_GOAL OF THE EXERCISE:_
Filter the records below and copy every line containing the word "대통령이".

(Records from a dataset)
>>

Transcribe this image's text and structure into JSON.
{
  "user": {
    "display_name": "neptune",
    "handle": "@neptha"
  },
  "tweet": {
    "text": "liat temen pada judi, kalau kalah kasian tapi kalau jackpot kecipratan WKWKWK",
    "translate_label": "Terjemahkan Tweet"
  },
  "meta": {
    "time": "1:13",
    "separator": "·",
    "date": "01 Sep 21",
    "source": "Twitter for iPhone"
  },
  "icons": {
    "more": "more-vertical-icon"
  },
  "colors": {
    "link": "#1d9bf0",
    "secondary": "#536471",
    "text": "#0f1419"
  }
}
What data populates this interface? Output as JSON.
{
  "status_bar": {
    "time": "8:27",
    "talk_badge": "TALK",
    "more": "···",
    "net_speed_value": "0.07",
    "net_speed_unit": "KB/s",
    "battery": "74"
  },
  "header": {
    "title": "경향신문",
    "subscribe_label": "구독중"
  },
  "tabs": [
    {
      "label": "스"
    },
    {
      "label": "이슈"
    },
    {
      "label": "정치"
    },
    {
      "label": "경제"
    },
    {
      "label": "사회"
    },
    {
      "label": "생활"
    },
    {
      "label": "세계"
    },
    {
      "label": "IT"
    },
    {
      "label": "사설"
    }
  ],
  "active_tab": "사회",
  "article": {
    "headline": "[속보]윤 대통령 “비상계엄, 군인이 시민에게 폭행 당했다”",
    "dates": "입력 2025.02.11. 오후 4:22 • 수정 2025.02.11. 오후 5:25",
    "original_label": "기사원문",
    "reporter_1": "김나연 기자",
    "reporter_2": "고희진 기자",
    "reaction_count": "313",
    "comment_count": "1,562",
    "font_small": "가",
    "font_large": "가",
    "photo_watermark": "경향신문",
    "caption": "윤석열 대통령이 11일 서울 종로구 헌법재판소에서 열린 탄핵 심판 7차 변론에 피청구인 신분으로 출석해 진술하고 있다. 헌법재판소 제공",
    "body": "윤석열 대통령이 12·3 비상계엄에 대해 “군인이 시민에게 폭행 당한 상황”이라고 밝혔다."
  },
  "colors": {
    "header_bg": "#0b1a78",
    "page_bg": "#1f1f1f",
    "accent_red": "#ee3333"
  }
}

<<

_ANSWER TO THIS EXERCISE:_
    "caption": "윤석열 대통령이 11일 서울 종로구 헌법재판소에서 열린 탄핵 심판 7차 변론에 피청구인 신분으로 출석해 진술하고 있다. 헌법재판소 제공",
    "body": "윤석열 대통령이 12·3 비상계엄에 대해 “군인이 시민에게 폭행 당한 상황”이라고 밝혔다."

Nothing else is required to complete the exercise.